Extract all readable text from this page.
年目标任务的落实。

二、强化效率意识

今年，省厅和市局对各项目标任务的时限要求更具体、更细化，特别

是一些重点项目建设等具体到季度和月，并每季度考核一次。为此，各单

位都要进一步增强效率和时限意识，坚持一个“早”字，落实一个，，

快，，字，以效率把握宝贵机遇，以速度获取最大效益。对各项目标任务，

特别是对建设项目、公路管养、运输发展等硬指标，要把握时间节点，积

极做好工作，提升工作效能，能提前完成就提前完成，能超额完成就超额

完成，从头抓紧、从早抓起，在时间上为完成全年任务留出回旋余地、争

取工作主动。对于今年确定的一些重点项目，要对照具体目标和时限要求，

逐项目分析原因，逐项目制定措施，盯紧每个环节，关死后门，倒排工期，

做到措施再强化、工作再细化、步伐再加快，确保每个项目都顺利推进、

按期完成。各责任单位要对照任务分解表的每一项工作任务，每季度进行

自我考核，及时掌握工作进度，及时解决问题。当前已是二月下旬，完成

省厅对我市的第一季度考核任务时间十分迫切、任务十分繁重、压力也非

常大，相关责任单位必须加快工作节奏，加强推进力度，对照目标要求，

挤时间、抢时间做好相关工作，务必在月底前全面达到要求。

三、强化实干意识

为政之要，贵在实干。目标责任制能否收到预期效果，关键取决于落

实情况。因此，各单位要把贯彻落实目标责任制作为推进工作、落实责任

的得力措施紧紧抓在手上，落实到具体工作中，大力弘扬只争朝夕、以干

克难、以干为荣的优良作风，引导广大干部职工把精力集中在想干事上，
========================================
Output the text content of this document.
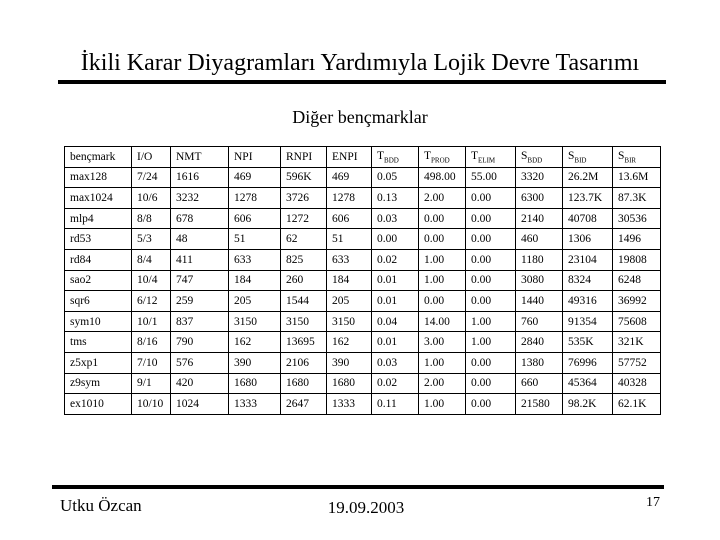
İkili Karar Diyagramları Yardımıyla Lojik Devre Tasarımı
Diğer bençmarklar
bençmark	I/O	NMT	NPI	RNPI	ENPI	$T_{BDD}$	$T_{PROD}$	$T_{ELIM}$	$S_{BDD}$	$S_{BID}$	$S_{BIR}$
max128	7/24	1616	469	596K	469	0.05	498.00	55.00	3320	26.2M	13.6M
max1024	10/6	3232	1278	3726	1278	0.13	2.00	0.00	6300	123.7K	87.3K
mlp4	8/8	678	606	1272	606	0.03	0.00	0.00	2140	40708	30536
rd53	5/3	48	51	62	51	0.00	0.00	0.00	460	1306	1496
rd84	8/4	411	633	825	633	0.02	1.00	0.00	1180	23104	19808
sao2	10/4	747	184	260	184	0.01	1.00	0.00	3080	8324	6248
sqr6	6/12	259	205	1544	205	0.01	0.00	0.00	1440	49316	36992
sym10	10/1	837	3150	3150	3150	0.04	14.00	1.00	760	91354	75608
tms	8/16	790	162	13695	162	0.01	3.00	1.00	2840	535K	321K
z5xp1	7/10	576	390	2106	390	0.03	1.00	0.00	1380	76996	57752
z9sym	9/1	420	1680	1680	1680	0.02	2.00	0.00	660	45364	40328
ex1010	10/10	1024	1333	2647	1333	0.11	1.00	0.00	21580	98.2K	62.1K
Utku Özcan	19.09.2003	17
========================================
_TASK TO COMPLETE:_ Copy out every line from the data above that has "this" in it.

_CORRECT ANSWER:_
Extract all readable text from this page.
Output the text content of this document.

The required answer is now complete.